## Exercise requirements
Write out the listing below again, precisely as it is given.

Collected data:
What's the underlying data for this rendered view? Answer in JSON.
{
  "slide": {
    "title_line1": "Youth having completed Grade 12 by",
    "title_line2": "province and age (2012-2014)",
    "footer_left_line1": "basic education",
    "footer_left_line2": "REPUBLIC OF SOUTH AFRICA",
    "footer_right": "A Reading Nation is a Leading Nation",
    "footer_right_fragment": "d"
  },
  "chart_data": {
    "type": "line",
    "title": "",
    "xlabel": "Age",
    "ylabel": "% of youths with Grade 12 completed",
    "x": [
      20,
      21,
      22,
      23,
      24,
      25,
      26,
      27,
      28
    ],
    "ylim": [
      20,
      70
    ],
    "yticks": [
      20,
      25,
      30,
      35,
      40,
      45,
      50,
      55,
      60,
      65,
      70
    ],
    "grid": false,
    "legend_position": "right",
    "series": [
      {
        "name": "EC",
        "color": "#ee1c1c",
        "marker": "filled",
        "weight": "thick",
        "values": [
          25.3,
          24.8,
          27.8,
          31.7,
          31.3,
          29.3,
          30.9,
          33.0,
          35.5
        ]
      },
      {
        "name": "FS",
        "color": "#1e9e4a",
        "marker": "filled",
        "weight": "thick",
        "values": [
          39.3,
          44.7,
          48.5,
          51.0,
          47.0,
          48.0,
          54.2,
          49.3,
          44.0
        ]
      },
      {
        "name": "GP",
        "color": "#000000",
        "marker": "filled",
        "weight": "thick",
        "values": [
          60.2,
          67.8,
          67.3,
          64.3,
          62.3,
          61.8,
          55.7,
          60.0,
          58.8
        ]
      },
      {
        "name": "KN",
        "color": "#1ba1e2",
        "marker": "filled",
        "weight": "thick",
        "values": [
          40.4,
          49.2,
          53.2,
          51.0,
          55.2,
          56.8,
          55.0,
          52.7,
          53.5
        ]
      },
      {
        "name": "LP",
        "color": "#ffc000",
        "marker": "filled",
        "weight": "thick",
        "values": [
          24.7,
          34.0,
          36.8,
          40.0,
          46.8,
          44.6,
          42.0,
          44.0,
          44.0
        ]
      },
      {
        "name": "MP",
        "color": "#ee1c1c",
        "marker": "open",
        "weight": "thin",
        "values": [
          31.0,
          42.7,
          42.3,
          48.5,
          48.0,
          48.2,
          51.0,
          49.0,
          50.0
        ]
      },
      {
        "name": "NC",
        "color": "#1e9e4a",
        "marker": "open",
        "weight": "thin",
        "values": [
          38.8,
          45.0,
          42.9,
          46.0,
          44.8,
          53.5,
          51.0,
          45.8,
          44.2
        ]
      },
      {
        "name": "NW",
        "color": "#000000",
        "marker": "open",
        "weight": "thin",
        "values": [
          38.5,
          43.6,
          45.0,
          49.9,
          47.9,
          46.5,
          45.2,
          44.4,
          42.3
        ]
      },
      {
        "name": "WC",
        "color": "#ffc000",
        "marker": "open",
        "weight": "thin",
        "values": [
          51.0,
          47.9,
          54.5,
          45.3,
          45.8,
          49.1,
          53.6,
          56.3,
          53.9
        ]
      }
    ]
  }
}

## Answer in full
What's the underlying data for this rendered view? Answer in JSON.
{
  "slide": {
    "title_line1": "Youth having completed Grade 12 by",
    "title_line2": "province and age (2012-2014)",
    "footer_left_line1": "basic education",
    "footer_left_line2": "REPUBLIC OF SOUTH AFRICA",
    "footer_right": "A Reading Nation is a Leading Nation",
    "footer_right_fragment": "d"
  },
  "chart_data": {
    "type": "line",
    "title": "",
    "xlabel": "Age",
    "ylabel": "% of youths with Grade 12 completed",
    "x": [
      20,
      21,
      22,
      23,
      24,
      25,
      26,
      27,
      28
    ],
    "ylim": [
      20,
      70
    ],
    "yticks": [
      20,
      25,
      30,
      35,
      40,
      45,
      50,
      55,
      60,
      65,
      70
    ],
    "grid": false,
    "legend_position": "right",
    "series": [
      {
        "name": "EC",
        "color": "#ee1c1c",
        "marker": "filled",
        "weight": "thick",
        "values": [
          25.3,
          24.8,
          27.8,
          31.7,
          31.3,
          29.3,
          30.9,
          33.0,
          35.5
        ]
      },
      {
        "name": "FS",
        "color": "#1e9e4a",
        "marker": "filled",
        "weight": "thick",
        "values": [
          39.3,
          44.7,
          48.5,
          51.0,
          47.0,
          48.0,
          54.2,
          49.3,
          44.0
        ]
      },
      {
        "name": "GP",
        "color": "#000000",
        "marker": "filled",
        "weight": "thick",
        "values": [
          60.2,
          67.8,
          67.3,
          64.3,
          62.3,
          61.8,
          55.7,
          60.0,
          58.8
        ]
      },
      {
        "name": "KN",
        "color": "#1ba1e2",
        "marker": "filled",
        "weight": "thick",
        "values": [
          40.4,
          49.2,
          53.2,
          51.0,
          55.2,
          56.8,
          55.0,
          52.7,
          53.5
        ]
      },
      {
        "name": "LP",
        "color": "#ffc000",
        "marker": "filled",
        "weight": "thick",
        "values": [
          24.7,
          34.0,
          36.8,
          40.0,
          46.8,
          44.6,
          42.0,
          44.0,
          44.0
        ]
      },
      {
        "name": "MP",
        "color": "#ee1c1c",
        "marker": "open",
        "weight": "thin",
        "values": [
          31.0,
          42.7,
          42.3,
          48.5,
          48.0,
          48.2,
          51.0,
          49.0,
          50.0
        ]
      },
      {
        "name": "NC",
        "color": "#1e9e4a",
        "marker": "open",
        "weight": "thin",
        "values": [
          38.8,
          45.0,
          42.9,
          46.0,
          44.8,
          53.5,
          51.0,
          45.8,
          44.2
        ]
      },
      {
        "name": "NW",
        "color": "#000000",
        "marker": "open",
        "weight": "thin",
        "values": [
          38.5,
          43.6,
          45.0,
          49.9,
          47.9,
          46.5,
          45.2,
          44.4,
          42.3
        ]
      },
      {
        "name": "WC",
        "color": "#ffc000",
        "marker": "open",
        "weight": "thin",
        "values": [
          51.0,
          47.9,
          54.5,
          45.3,
          45.8,
          49.1,
          53.6,
          56.3,
          53.9
        ]
      }
    ]
  }
}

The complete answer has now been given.